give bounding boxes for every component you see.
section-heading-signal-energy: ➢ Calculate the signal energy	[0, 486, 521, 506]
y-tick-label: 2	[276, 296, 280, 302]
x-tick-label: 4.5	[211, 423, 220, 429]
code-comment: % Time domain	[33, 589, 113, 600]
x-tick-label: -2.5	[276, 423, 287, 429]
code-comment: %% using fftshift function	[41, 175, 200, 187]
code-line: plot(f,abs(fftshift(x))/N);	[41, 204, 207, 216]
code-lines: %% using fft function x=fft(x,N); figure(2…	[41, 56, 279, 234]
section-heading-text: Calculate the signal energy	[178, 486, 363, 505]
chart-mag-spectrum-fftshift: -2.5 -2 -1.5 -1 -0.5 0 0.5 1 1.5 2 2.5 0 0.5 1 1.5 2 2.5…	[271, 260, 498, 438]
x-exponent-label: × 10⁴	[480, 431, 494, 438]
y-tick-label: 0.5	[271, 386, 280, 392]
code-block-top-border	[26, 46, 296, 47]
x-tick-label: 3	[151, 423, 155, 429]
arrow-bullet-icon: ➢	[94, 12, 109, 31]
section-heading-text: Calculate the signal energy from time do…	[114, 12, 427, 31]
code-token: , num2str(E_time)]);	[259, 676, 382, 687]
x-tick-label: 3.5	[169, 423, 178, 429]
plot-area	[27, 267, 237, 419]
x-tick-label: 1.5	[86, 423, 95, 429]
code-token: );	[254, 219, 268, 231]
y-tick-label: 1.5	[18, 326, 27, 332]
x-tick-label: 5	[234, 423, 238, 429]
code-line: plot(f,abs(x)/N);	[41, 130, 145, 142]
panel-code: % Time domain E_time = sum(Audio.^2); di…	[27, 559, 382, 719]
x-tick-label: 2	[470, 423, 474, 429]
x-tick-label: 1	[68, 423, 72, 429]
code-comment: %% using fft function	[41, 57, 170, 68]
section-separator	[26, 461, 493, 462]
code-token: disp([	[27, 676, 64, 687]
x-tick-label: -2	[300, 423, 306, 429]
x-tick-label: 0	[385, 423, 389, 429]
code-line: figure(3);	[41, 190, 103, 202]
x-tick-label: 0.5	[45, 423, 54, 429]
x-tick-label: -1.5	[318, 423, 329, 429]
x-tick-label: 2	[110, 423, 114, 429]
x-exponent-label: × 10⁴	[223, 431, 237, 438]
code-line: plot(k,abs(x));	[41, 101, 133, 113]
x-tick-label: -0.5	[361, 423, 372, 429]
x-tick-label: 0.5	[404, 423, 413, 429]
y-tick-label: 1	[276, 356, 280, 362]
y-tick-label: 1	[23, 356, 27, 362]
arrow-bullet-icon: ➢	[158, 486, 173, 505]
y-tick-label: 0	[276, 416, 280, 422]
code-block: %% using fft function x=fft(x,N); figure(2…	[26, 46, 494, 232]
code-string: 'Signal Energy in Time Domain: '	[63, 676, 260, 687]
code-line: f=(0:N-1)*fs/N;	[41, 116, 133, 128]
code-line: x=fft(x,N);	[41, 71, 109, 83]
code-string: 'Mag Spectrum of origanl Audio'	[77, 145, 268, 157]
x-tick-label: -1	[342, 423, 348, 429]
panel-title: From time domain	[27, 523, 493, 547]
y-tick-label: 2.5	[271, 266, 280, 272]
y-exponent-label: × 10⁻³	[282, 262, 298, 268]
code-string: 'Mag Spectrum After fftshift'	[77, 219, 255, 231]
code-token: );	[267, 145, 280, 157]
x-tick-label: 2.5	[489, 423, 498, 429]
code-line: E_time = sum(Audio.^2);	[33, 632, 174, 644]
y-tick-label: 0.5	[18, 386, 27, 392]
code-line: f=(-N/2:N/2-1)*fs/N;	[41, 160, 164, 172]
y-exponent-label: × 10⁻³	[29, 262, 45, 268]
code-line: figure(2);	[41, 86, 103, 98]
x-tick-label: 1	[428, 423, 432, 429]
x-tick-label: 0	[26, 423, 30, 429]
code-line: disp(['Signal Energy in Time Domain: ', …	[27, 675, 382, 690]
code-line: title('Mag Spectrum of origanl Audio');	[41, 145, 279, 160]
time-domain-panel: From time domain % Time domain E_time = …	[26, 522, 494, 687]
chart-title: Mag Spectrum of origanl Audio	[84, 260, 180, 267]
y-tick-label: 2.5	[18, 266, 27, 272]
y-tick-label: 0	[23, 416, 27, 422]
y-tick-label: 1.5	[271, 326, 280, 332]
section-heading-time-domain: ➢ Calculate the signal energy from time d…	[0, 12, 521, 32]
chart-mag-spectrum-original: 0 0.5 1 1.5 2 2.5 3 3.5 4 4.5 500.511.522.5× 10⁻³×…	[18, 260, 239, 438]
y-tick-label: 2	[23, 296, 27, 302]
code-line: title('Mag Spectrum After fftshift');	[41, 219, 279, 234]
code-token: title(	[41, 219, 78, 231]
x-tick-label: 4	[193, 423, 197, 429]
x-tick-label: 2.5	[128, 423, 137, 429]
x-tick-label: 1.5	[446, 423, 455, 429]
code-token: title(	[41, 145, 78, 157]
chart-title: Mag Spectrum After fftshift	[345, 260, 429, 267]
------------------------------------------------------------------------
Description of the task
Please format the items as a Markdown table with the columns "No." for the row number and "Line" for the line's text. Begin at the first line of the items, end at the line containing "423, 287, 429]", and leave out blank lines.

Reply to the exercise
| No. | Line |
|---|---|
| 1 | give bounding boxes for every component you see. |
| 2 | section-heading-signal-energy: ➢ Calculate the signal energy	[0, 486, 521, 506] |
| 3 | y-tick-label: 2	[276, 296, 280, 302] |
| 4 | x-tick-label: 4.5	[211, 423, 220, 429] |
| 5 | code-comment: % Time domain	[33, 589, 113, 600] |
| 6 | x-tick-label: -2.5	[276, 423, 287, 429] |